Record excerpts
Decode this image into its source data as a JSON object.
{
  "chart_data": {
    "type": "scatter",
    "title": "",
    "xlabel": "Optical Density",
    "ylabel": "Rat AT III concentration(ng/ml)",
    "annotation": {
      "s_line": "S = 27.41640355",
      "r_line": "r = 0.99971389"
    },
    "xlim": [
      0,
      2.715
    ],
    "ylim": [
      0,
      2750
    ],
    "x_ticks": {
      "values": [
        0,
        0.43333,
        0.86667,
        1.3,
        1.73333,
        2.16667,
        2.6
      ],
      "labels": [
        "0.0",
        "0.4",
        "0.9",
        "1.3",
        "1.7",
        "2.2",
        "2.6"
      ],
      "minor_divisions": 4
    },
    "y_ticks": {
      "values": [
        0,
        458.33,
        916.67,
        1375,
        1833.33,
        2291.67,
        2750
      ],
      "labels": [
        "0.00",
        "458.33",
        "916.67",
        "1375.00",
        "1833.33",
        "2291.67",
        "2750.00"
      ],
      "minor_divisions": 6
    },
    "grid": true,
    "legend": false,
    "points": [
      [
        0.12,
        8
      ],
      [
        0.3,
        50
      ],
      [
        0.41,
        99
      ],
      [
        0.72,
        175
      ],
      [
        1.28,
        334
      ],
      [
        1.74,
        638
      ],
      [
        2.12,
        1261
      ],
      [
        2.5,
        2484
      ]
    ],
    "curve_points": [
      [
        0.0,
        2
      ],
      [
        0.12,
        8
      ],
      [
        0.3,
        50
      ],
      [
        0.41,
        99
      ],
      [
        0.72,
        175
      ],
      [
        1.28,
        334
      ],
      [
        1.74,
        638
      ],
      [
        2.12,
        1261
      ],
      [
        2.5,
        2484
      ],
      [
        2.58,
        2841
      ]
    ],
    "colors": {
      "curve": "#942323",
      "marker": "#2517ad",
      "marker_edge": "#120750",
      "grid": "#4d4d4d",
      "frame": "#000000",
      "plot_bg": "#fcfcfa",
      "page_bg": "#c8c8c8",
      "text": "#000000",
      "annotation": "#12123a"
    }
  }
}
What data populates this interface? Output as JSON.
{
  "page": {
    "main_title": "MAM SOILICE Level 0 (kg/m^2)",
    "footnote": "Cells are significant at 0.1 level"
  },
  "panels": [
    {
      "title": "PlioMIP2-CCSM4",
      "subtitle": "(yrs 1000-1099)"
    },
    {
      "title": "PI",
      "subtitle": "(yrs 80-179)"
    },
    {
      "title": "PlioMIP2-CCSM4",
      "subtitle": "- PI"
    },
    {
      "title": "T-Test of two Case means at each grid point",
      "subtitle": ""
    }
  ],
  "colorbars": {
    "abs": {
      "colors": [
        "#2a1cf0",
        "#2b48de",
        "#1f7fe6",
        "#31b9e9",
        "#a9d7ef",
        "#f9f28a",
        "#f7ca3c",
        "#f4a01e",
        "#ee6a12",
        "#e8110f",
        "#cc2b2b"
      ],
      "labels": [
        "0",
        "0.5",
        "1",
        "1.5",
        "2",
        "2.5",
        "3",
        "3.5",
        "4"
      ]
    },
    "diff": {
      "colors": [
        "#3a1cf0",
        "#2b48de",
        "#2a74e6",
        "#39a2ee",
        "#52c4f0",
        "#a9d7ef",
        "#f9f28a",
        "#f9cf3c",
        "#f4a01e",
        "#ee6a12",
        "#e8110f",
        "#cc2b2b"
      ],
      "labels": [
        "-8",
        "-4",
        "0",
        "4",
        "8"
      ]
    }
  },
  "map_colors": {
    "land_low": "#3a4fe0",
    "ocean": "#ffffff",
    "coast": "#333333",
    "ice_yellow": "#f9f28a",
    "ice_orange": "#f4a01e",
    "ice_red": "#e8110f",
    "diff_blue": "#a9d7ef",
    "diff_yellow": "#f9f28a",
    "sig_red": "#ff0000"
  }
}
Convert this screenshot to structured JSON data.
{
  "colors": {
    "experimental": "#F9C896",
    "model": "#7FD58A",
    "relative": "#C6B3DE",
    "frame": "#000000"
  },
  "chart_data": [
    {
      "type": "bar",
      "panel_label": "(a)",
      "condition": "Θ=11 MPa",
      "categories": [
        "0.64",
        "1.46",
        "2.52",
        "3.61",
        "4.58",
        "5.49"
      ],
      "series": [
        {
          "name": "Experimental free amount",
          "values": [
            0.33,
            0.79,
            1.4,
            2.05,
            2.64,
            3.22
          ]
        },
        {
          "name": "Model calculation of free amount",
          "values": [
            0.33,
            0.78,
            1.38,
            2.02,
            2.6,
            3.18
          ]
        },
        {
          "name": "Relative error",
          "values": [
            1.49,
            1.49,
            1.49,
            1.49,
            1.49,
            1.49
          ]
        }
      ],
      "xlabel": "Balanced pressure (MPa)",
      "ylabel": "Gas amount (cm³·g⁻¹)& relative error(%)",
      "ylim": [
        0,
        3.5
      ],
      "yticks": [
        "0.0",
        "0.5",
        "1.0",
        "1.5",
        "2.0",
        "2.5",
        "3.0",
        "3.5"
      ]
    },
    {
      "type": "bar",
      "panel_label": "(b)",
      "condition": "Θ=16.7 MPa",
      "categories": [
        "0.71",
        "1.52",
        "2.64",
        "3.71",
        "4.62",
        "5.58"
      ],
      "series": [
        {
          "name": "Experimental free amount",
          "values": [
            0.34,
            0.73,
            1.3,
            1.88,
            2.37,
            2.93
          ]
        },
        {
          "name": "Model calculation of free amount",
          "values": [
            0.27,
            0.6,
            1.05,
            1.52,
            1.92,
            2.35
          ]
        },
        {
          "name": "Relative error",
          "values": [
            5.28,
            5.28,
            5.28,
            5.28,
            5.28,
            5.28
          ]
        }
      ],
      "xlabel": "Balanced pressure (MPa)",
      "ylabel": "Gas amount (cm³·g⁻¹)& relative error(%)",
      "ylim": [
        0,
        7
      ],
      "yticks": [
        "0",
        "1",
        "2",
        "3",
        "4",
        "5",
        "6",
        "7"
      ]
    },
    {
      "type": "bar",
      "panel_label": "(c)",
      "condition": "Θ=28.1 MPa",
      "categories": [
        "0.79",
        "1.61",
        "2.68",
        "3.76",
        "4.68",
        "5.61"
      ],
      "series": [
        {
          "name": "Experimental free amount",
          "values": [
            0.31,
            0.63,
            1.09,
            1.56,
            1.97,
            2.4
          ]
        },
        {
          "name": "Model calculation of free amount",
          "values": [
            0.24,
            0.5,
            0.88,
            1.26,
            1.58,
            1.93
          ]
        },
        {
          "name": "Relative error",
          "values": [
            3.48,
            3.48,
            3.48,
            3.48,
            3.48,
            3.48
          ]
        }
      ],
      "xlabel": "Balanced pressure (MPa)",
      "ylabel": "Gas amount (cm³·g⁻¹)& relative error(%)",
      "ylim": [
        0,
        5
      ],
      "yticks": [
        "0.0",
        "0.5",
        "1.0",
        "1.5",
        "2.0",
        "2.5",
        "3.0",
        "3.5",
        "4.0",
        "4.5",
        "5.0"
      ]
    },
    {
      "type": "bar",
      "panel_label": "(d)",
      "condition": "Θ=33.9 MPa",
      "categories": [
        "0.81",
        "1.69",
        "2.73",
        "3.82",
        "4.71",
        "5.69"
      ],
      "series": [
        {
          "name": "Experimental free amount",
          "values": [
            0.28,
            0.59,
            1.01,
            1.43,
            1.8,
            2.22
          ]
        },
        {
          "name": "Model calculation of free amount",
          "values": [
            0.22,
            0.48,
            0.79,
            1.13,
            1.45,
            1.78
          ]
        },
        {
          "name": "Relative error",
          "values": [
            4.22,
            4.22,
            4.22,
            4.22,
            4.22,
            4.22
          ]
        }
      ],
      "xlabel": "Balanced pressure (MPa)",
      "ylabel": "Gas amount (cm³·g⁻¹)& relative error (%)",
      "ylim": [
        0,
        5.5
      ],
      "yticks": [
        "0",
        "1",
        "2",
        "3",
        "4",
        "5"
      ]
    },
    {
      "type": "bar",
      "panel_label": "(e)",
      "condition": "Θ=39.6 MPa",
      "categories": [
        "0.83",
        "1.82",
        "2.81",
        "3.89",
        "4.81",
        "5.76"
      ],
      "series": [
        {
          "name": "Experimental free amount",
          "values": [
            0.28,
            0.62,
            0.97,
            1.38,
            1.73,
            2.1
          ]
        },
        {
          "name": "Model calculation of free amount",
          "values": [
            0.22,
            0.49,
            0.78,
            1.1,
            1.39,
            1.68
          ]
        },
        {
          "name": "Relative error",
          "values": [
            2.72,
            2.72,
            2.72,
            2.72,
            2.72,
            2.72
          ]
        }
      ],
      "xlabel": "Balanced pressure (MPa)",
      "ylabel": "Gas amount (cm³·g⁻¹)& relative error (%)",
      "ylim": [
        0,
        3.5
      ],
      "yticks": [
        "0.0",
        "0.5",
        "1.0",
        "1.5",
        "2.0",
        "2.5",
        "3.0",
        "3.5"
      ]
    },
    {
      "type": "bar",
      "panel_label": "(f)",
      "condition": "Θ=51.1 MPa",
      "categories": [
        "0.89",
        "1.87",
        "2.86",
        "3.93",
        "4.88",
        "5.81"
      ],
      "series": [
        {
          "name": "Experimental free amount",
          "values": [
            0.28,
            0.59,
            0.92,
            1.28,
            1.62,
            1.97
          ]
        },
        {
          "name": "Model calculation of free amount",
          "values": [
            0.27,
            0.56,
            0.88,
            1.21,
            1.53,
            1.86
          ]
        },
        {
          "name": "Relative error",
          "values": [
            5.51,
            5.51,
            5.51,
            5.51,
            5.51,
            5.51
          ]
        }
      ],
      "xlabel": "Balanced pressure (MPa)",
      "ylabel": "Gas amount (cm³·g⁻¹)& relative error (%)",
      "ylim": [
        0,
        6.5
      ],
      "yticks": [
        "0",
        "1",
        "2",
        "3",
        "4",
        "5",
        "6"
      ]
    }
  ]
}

Exercise description
Identify and copy the lines holding the word "JSON".

Full answer
Decode this image into its source data as a JSON object.
What data populates this interface? Output as JSON.
Convert this screenshot to structured JSON data.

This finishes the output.